— START OF EXERCISE DATA —

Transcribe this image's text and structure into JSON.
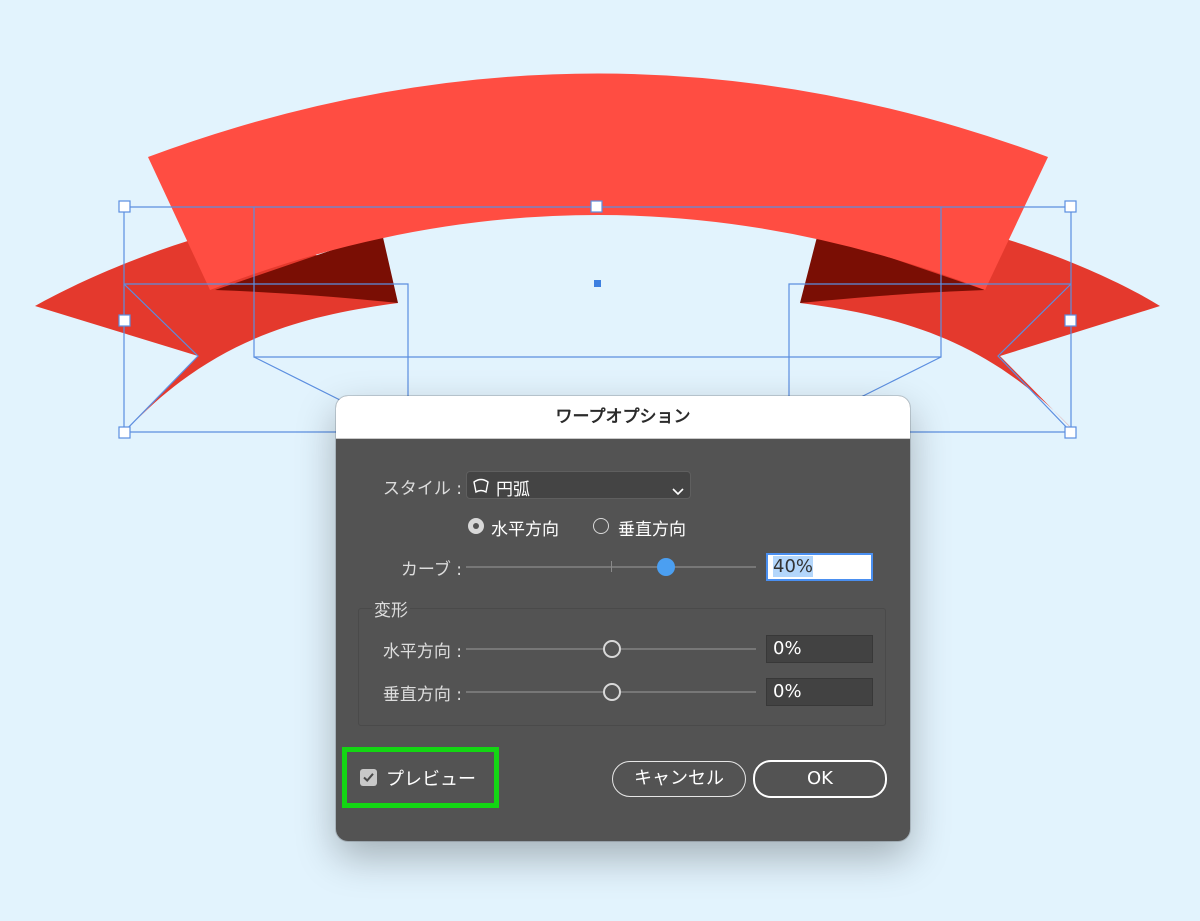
{
  "canvas": {
    "background": "#e2f3fd",
    "ribbon_colors": {
      "front": "#ff4d42",
      "back": "#e4392d",
      "fold": "#7a0e04"
    },
    "selection_color": "#5b8ee0"
  },
  "dialog": {
    "title": "ワープオプション",
    "style_label": "スタイル :",
    "style_value": "円弧",
    "style_icon": "arc-warp-icon",
    "orientation": {
      "horizontal_label": "水平方向",
      "vertical_label": "垂直方向",
      "selected": "horizontal"
    },
    "bend": {
      "label": "カーブ :",
      "value": "40%",
      "fraction": 0.7
    },
    "distortion": {
      "group_label": "変形",
      "horizontal": {
        "label": "水平方向 :",
        "value": "0%",
        "fraction": 0.5
      },
      "vertical": {
        "label": "垂直方向 :",
        "value": "0%",
        "fraction": 0.5
      }
    },
    "preview": {
      "label": "プレビュー",
      "checked": true
    },
    "cancel_label": "キャンセル",
    "ok_label": "OK",
    "highlight_color": "#13d613"
  }
}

— END OF EXERCISE DATA —

▸ **EXERCISE REQUIREMENTS**
Print out the material word for word, omitting the pictures.

▸ **THE REPLY**
Transcribe this image's text and structure into JSON.
{
  "canvas": {
    "background": "#e2f3fd",
    "ribbon_colors": {
      "front": "#ff4d42",
      "back": "#e4392d",
      "fold": "#7a0e04"
    },
    "selection_color": "#5b8ee0"
  },
  "dialog": {
    "title": "ワープオプション",
    "style_label": "スタイル :",
    "style_value": "円弧",
    "style_icon": "arc-warp-icon",
    "orientation": {
      "horizontal_label": "水平方向",
      "vertical_label": "垂直方向",
      "selected": "horizontal"
    },
    "bend": {
      "label": "カーブ :",
      "value": "40%",
      "fraction": 0.7
    },
    "distortion": {
      "group_label": "変形",
      "horizontal": {
        "label": "水平方向 :",
        "value": "0%",
        "fraction": 0.5
      },
      "vertical": {
        "label": "垂直方向 :",
        "value": "0%",
        "fraction": 0.5
      }
    },
    "preview": {
      "label": "プレビュー",
      "checked": true
    },
    "cancel_label": "キャンセル",
    "ok_label": "OK",
    "highlight_color": "#13d613"
  }
}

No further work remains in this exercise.